*Problem to solve:* Count the lines in the entries below that include the word "coordinate". Give nothing but the number.

*Data extract:*
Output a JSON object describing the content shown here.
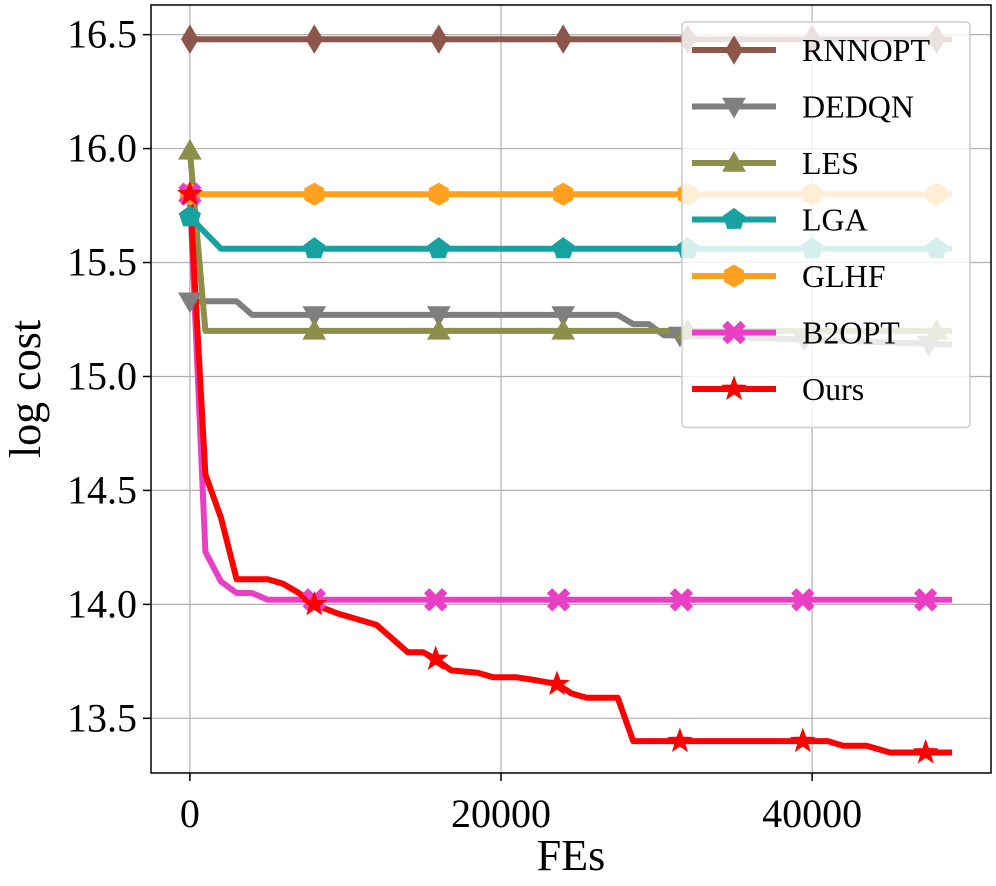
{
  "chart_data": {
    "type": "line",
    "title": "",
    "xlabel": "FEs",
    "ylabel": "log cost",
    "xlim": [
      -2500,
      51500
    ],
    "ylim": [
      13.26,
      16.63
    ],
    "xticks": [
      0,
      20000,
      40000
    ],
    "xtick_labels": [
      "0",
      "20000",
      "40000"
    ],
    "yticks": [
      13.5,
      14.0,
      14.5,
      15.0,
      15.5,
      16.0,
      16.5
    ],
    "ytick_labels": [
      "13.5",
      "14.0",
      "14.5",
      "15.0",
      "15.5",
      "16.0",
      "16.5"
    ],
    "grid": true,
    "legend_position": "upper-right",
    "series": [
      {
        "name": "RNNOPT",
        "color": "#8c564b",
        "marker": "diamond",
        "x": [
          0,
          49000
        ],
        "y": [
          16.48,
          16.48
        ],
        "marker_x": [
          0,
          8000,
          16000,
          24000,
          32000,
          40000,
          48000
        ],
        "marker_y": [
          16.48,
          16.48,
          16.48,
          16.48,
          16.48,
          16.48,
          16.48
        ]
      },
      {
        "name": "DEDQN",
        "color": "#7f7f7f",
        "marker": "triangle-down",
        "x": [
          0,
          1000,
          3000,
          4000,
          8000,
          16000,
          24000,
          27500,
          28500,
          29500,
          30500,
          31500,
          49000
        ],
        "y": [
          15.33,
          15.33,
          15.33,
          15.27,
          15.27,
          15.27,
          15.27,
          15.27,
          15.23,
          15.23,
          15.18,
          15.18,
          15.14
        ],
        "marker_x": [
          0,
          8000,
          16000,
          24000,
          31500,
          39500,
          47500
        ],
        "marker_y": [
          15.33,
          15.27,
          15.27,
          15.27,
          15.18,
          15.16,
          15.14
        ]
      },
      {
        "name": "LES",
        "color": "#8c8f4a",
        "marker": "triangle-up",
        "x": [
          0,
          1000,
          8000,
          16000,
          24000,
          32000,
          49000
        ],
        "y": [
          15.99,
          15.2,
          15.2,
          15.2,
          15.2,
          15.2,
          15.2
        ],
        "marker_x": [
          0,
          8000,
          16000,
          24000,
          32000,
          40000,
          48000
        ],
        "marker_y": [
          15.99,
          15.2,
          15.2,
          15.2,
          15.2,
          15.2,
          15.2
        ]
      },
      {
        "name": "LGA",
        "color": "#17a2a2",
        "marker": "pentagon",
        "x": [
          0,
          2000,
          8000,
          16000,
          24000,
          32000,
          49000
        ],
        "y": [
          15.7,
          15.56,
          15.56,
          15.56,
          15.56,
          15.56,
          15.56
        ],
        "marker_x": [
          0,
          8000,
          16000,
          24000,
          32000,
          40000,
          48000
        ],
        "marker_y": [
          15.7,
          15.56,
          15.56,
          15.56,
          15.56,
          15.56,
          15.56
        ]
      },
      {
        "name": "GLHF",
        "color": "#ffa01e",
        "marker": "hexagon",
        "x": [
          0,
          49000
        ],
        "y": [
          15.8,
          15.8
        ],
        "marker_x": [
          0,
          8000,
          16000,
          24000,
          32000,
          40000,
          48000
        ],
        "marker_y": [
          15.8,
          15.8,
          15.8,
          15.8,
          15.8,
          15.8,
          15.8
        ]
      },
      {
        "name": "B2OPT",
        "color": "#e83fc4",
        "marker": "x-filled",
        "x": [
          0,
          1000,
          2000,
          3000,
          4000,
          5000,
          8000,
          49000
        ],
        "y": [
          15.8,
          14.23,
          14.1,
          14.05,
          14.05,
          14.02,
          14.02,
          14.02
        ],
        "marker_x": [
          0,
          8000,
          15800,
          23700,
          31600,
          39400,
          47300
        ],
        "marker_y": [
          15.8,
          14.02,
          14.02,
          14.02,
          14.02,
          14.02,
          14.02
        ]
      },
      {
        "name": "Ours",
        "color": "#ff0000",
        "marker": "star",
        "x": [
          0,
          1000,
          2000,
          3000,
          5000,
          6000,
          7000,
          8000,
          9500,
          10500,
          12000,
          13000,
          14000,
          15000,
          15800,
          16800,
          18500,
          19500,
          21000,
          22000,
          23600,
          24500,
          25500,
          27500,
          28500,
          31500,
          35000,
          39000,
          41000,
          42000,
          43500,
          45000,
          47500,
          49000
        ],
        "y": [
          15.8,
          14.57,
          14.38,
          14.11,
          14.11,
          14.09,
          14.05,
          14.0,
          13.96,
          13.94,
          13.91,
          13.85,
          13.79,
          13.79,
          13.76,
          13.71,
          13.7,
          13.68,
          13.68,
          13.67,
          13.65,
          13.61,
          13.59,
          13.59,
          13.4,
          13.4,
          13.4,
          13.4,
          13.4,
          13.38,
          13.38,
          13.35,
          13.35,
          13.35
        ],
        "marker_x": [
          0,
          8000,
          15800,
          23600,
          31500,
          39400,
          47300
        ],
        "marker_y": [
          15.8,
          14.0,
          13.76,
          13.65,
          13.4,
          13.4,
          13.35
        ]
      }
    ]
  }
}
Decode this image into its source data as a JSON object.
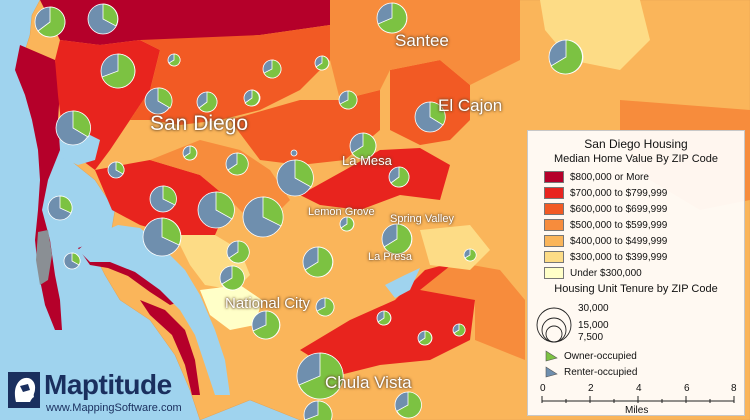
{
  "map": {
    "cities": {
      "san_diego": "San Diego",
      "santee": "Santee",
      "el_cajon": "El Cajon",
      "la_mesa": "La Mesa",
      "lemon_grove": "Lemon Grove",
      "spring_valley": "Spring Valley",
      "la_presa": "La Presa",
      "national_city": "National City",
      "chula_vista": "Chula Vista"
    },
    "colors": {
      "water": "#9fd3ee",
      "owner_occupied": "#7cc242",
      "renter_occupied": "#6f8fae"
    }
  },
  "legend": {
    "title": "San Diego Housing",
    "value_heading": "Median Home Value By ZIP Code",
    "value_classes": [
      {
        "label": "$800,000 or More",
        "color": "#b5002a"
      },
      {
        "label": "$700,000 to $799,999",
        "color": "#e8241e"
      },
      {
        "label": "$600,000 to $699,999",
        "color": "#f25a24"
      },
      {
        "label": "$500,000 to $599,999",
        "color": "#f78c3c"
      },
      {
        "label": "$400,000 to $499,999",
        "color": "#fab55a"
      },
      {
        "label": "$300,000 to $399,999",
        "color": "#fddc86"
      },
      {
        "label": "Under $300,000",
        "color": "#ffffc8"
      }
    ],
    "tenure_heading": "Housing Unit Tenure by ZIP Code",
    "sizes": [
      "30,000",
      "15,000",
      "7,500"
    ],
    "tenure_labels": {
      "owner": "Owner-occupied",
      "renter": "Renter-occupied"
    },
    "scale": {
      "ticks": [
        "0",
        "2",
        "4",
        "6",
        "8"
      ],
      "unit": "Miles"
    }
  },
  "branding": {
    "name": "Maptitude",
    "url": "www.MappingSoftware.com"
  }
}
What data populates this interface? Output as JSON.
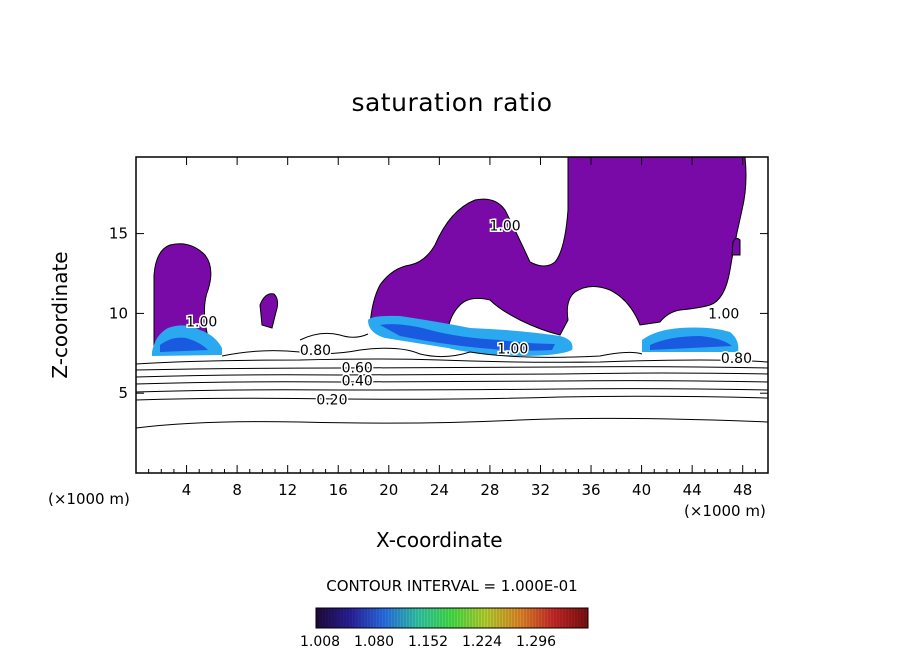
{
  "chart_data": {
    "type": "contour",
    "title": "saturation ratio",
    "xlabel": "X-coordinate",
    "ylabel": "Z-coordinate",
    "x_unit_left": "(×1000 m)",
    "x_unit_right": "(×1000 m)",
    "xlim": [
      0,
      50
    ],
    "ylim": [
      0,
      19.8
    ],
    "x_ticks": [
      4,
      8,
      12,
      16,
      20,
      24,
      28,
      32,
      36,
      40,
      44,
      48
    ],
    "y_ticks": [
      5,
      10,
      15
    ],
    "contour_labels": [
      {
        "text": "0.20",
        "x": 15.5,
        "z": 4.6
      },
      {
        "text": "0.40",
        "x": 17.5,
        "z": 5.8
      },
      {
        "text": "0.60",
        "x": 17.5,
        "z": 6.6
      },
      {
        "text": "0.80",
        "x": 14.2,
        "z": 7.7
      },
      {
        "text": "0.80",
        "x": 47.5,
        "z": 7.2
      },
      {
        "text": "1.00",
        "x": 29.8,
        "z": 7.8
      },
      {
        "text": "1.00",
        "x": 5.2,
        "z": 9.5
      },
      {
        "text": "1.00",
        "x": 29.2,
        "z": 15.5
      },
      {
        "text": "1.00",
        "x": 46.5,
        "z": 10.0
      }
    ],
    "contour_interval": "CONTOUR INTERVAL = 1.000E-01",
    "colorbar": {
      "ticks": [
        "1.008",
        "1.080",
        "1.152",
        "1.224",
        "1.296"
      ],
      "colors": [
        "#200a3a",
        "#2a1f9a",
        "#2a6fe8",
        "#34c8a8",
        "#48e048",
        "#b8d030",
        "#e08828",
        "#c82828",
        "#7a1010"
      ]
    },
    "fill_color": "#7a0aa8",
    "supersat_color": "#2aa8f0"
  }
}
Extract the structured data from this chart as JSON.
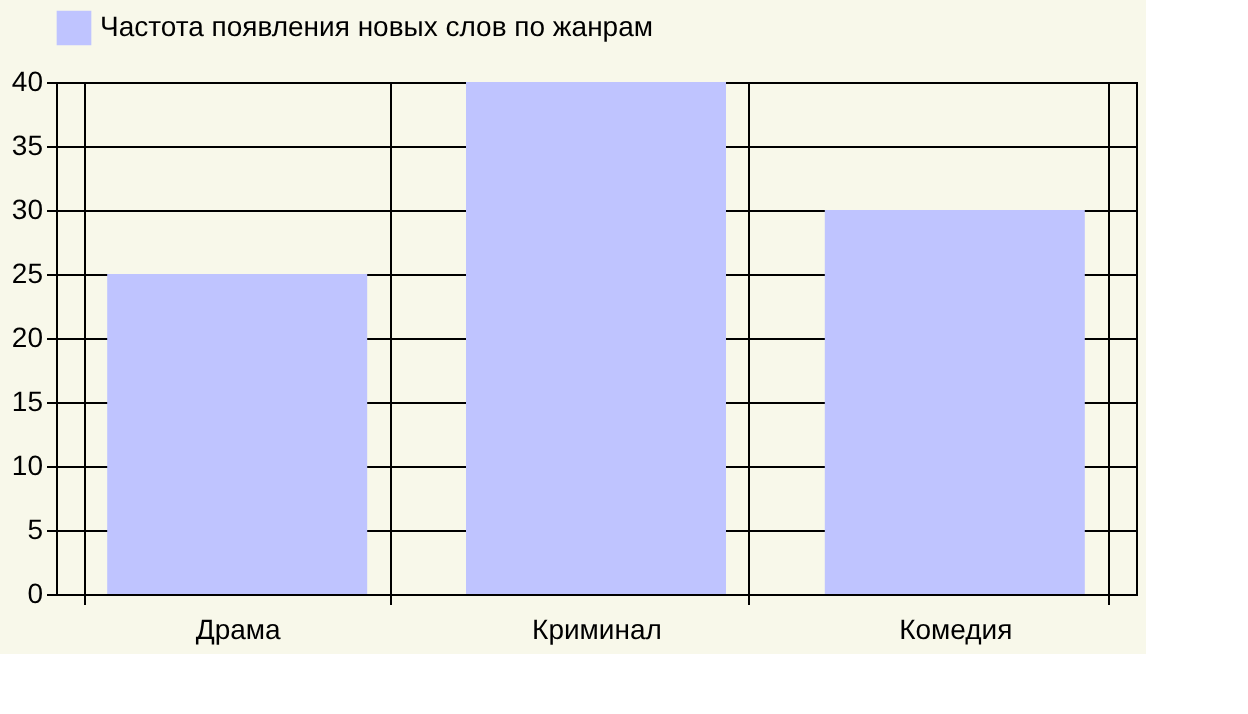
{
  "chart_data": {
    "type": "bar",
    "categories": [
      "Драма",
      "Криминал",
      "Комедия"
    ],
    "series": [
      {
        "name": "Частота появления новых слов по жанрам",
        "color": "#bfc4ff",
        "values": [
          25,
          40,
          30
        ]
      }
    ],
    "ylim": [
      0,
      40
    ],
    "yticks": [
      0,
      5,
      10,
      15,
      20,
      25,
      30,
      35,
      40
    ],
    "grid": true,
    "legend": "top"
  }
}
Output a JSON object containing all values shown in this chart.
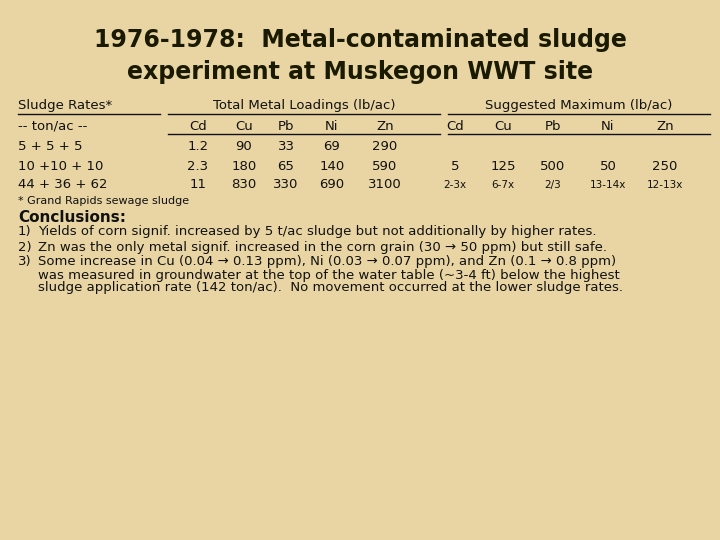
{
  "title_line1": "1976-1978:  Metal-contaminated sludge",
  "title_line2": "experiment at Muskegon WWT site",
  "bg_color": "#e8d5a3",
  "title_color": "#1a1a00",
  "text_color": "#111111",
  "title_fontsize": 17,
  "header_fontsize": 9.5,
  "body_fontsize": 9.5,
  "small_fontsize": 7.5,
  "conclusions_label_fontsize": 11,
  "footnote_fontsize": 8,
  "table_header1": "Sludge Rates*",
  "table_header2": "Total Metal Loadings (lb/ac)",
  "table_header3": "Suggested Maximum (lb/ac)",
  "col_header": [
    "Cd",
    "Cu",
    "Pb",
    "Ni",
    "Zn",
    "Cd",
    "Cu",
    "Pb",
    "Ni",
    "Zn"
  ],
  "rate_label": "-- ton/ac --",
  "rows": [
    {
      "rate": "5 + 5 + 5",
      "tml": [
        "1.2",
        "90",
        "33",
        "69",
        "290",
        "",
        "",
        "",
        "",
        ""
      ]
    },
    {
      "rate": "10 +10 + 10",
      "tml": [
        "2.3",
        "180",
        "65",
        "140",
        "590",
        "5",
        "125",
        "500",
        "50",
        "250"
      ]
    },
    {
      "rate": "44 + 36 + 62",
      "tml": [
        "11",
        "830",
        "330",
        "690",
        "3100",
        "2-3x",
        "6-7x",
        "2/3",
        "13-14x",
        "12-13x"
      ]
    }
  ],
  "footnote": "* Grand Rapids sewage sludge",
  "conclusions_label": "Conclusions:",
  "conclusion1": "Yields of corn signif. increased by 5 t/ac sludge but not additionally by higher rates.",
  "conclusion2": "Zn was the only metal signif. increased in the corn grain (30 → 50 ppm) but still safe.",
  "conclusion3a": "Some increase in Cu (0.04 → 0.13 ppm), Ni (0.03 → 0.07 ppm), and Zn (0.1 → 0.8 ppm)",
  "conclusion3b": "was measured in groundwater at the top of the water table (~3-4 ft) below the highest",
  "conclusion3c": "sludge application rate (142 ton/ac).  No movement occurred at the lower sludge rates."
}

*Written response:* 2